**Dataset entries on figures:**
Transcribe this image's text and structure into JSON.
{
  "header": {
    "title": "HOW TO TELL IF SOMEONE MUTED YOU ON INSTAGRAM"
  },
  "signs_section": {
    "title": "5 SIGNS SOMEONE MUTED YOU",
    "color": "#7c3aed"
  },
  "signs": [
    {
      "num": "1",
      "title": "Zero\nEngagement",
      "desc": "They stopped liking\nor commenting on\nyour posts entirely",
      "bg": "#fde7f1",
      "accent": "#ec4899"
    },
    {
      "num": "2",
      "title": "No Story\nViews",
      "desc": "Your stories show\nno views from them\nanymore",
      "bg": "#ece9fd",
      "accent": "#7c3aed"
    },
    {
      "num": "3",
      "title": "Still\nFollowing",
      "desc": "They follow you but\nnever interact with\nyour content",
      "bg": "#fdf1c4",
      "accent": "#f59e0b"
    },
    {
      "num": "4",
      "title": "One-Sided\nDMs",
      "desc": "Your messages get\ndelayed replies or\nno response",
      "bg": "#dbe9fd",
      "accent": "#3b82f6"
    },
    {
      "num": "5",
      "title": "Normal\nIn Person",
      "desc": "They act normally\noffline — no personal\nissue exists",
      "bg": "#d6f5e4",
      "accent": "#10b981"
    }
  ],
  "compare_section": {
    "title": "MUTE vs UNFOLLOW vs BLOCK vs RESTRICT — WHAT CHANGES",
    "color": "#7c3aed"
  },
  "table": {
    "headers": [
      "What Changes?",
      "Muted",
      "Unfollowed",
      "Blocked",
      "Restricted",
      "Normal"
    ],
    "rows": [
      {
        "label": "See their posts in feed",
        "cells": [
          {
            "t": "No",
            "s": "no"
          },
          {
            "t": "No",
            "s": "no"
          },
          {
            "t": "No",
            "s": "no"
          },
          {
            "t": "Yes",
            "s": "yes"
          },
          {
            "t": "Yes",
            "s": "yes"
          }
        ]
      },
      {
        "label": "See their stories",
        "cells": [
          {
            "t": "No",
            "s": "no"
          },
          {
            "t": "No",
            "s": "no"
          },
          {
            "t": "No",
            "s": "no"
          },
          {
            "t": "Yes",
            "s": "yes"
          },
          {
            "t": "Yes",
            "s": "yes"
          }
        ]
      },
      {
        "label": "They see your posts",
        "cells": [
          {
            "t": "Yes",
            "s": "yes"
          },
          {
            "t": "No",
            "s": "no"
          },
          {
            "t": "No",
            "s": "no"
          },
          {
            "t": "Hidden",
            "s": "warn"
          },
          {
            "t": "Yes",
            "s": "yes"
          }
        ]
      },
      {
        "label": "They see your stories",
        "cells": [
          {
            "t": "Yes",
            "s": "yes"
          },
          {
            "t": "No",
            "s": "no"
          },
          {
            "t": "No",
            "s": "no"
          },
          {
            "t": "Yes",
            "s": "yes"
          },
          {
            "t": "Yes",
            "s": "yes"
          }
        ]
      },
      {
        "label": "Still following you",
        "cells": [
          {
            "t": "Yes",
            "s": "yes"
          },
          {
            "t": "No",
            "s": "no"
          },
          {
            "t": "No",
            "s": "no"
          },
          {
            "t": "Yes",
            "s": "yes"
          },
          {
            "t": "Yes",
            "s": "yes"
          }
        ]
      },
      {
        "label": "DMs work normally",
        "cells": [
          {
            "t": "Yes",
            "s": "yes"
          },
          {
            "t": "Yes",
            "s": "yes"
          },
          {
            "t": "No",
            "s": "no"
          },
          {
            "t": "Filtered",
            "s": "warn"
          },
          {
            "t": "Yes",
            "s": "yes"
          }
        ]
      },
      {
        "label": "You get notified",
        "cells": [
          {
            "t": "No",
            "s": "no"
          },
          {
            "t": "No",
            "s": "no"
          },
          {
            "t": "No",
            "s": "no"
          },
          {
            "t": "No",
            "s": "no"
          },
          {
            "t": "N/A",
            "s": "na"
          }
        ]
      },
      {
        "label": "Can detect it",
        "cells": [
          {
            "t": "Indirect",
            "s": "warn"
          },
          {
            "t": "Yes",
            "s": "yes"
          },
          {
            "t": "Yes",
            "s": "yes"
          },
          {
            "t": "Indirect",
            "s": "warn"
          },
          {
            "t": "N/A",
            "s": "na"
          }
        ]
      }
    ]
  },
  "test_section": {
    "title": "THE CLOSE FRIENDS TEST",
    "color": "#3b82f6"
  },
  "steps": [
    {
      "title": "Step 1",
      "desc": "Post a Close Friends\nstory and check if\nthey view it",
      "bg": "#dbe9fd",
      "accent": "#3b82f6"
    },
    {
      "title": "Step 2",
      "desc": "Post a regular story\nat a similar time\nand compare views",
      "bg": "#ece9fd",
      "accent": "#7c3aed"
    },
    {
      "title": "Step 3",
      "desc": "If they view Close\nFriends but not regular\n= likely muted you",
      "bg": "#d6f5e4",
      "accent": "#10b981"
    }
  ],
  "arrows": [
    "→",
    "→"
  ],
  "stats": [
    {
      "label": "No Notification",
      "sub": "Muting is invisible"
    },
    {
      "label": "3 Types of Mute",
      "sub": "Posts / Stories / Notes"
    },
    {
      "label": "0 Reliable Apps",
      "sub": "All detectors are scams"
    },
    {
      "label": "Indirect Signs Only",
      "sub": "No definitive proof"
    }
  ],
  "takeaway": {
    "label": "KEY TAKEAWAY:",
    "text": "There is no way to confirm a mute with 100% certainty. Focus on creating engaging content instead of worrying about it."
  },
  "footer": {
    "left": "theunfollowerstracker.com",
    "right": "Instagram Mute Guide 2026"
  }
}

**WORK REQUIRED:** Word for word, restate all of the data shown above.

**PROBLEM SOLUTION:**
Transcribe this image's text and structure into JSON.
{
  "header": {
    "title": "HOW TO TELL IF SOMEONE MUTED YOU ON INSTAGRAM"
  },
  "signs_section": {
    "title": "5 SIGNS SOMEONE MUTED YOU",
    "color": "#7c3aed"
  },
  "signs": [
    {
      "num": "1",
      "title": "Zero\nEngagement",
      "desc": "They stopped liking\nor commenting on\nyour posts entirely",
      "bg": "#fde7f1",
      "accent": "#ec4899"
    },
    {
      "num": "2",
      "title": "No Story\nViews",
      "desc": "Your stories show\nno views from them\nanymore",
      "bg": "#ece9fd",
      "accent": "#7c3aed"
    },
    {
      "num": "3",
      "title": "Still\nFollowing",
      "desc": "They follow you but\nnever interact with\nyour content",
      "bg": "#fdf1c4",
      "accent": "#f59e0b"
    },
    {
      "num": "4",
      "title": "One-Sided\nDMs",
      "desc": "Your messages get\ndelayed replies or\nno response",
      "bg": "#dbe9fd",
      "accent": "#3b82f6"
    },
    {
      "num": "5",
      "title": "Normal\nIn Person",
      "desc": "They act normally\noffline — no personal\nissue exists",
      "bg": "#d6f5e4",
      "accent": "#10b981"
    }
  ],
  "compare_section": {
    "title": "MUTE vs UNFOLLOW vs BLOCK vs RESTRICT — WHAT CHANGES",
    "color": "#7c3aed"
  },
  "table": {
    "headers": [
      "What Changes?",
      "Muted",
      "Unfollowed",
      "Blocked",
      "Restricted",
      "Normal"
    ],
    "rows": [
      {
        "label": "See their posts in feed",
        "cells": [
          {
            "t": "No",
            "s": "no"
          },
          {
            "t": "No",
            "s": "no"
          },
          {
            "t": "No",
            "s": "no"
          },
          {
            "t": "Yes",
            "s": "yes"
          },
          {
            "t": "Yes",
            "s": "yes"
          }
        ]
      },
      {
        "label": "See their stories",
        "cells": [
          {
            "t": "No",
            "s": "no"
          },
          {
            "t": "No",
            "s": "no"
          },
          {
            "t": "No",
            "s": "no"
          },
          {
            "t": "Yes",
            "s": "yes"
          },
          {
            "t": "Yes",
            "s": "yes"
          }
        ]
      },
      {
        "label": "They see your posts",
        "cells": [
          {
            "t": "Yes",
            "s": "yes"
          },
          {
            "t": "No",
            "s": "no"
          },
          {
            "t": "No",
            "s": "no"
          },
          {
            "t": "Hidden",
            "s": "warn"
          },
          {
            "t": "Yes",
            "s": "yes"
          }
        ]
      },
      {
        "label": "They see your stories",
        "cells": [
          {
            "t": "Yes",
            "s": "yes"
          },
          {
            "t": "No",
            "s": "no"
          },
          {
            "t": "No",
            "s": "no"
          },
          {
            "t": "Yes",
            "s": "yes"
          },
          {
            "t": "Yes",
            "s": "yes"
          }
        ]
      },
      {
        "label": "Still following you",
        "cells": [
          {
            "t": "Yes",
            "s": "yes"
          },
          {
            "t": "No",
            "s": "no"
          },
          {
            "t": "No",
            "s": "no"
          },
          {
            "t": "Yes",
            "s": "yes"
          },
          {
            "t": "Yes",
            "s": "yes"
          }
        ]
      },
      {
        "label": "DMs work normally",
        "cells": [
          {
            "t": "Yes",
            "s": "yes"
          },
          {
            "t": "Yes",
            "s": "yes"
          },
          {
            "t": "No",
            "s": "no"
          },
          {
            "t": "Filtered",
            "s": "warn"
          },
          {
            "t": "Yes",
            "s": "yes"
          }
        ]
      },
      {
        "label": "You get notified",
        "cells": [
          {
            "t": "No",
            "s": "no"
          },
          {
            "t": "No",
            "s": "no"
          },
          {
            "t": "No",
            "s": "no"
          },
          {
            "t": "No",
            "s": "no"
          },
          {
            "t": "N/A",
            "s": "na"
          }
        ]
      },
      {
        "label": "Can detect it",
        "cells": [
          {
            "t": "Indirect",
            "s": "warn"
          },
          {
            "t": "Yes",
            "s": "yes"
          },
          {
            "t": "Yes",
            "s": "yes"
          },
          {
            "t": "Indirect",
            "s": "warn"
          },
          {
            "t": "N/A",
            "s": "na"
          }
        ]
      }
    ]
  },
  "test_section": {
    "title": "THE CLOSE FRIENDS TEST",
    "color": "#3b82f6"
  },
  "steps": [
    {
      "title": "Step 1",
      "desc": "Post a Close Friends\nstory and check if\nthey view it",
      "bg": "#dbe9fd",
      "accent": "#3b82f6"
    },
    {
      "title": "Step 2",
      "desc": "Post a regular story\nat a similar time\nand compare views",
      "bg": "#ece9fd",
      "accent": "#7c3aed"
    },
    {
      "title": "Step 3",
      "desc": "If they view Close\nFriends but not regular\n= likely muted you",
      "bg": "#d6f5e4",
      "accent": "#10b981"
    }
  ],
  "arrows": [
    "→",
    "→"
  ],
  "stats": [
    {
      "label": "No Notification",
      "sub": "Muting is invisible"
    },
    {
      "label": "3 Types of Mute",
      "sub": "Posts / Stories / Notes"
    },
    {
      "label": "0 Reliable Apps",
      "sub": "All detectors are scams"
    },
    {
      "label": "Indirect Signs Only",
      "sub": "No definitive proof"
    }
  ],
  "takeaway": {
    "label": "KEY TAKEAWAY:",
    "text": "There is no way to confirm a mute with 100% certainty. Focus on creating engaging content instead of worrying about it."
  },
  "footer": {
    "left": "theunfollowerstracker.com",
    "right": "Instagram Mute Guide 2026"
  }
}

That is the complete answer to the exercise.